Rows:
* begin *

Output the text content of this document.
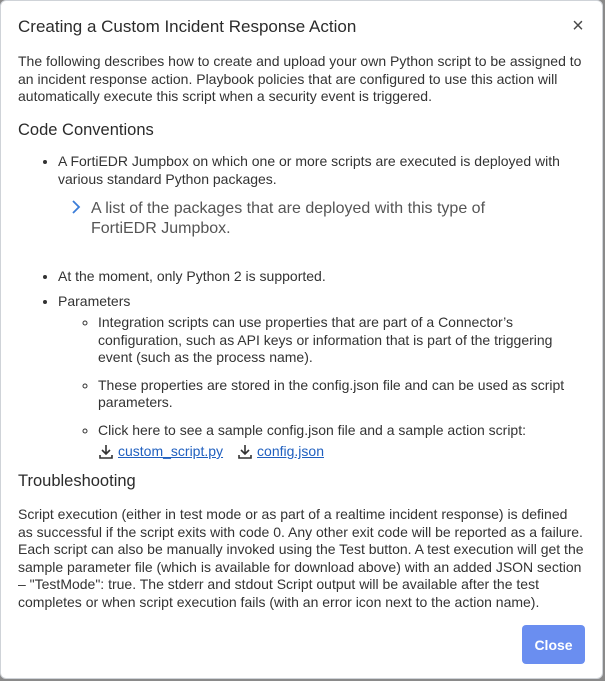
Creating a Custom Incident Response Action	×
The following describes how to create and upload your own Python script to be assigned to an incident response action. Playbook policies that are configured to use this action will automatically execute this script when a security event is triggered.
Code Conventions
• A FortiEDR Jumpbox on which one or more scripts are executed is deployed with various standard Python packages.
A list of the packages that are deployed with this type of FortiEDR Jumpbox.
• At the moment, only Python 2 is supported.
• Parameters
◦ Integration scripts can use properties that are part of a Connector’s configuration, such as API keys or information that is part of the triggering event (such as the process name).
◦ These properties are stored in the config.json file and can be used as script parameters.
◦ Click here to see a sample config.json file and a sample action script:
custom_script.py config.json
Troubleshooting
Script execution (either in test mode or as part of a realtime incident response) is defined as successful if the script exits with code 0. Any other exit code will be reported as a failure. Each script can also be manually invoked using the Test button. A test execution will get the sample parameter file (which is available for download above) with an added JSON section – "TestMode": true. The stderr and stdout Script output will be available after the test completes or when script execution fails (with an error icon next to the action name).
Close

* end *

What is needed: Retype the whole listing, keeping every line identical and omitting all pictures.

Answer to this exercise:
Output the text content of this document.
Creating a Custom Incident Response Action	×
The following describes how to create and upload your own Python script to be assigned to an incident response action. Playbook policies that are configured to use this action will automatically execute this script when a security event is triggered.
Code Conventions
• A FortiEDR Jumpbox on which one or more scripts are executed is deployed with various standard Python packages.
A list of the packages that are deployed with this type of FortiEDR Jumpbox.
• At the moment, only Python 2 is supported.
• Parameters
◦ Integration scripts can use properties that are part of a Connector’s configuration, such as API keys or information that is part of the triggering event (such as the process name).
◦ These properties are stored in the config.json file and can be used as script parameters.
◦ Click here to see a sample config.json file and a sample action script:
custom_script.py config.json
Troubleshooting
Script execution (either in test mode or as part of a realtime incident response) is defined as successful if the script exits with code 0. Any other exit code will be reported as a failure. Each script can also be manually invoked using the Test button. A test execution will get the sample parameter file (which is available for download above) with an added JSON section – "TestMode": true. The stderr and stdout Script output will be available after the test completes or when script execution fails (with an error icon next to the action name).
Close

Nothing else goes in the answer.